Dataset rows about figures

···

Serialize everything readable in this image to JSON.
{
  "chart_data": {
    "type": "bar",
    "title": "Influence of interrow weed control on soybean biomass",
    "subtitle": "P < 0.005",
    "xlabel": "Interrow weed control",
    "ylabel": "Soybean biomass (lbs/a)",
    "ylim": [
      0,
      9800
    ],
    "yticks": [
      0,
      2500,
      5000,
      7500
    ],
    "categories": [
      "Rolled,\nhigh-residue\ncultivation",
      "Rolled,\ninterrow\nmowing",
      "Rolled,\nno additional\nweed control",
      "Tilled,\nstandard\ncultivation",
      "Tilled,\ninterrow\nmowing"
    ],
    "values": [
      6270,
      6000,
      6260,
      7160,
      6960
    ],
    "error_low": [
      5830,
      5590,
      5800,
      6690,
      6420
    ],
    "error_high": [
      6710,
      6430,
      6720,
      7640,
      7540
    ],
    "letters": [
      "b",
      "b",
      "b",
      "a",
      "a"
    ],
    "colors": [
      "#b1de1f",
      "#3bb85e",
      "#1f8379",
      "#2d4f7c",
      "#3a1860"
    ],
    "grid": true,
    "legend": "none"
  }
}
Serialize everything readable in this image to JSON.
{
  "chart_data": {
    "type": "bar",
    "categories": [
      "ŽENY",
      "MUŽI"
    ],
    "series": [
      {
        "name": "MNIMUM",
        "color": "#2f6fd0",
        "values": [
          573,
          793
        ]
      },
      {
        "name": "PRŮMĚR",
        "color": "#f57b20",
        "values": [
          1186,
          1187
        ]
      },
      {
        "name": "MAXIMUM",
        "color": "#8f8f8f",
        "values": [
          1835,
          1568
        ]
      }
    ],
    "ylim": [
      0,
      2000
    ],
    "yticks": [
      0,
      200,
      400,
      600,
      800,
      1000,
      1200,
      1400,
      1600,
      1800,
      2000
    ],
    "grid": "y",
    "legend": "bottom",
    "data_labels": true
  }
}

···

What you will do:
Count how many lines above include the word "name" and answer with that figure only.

Complete response:
3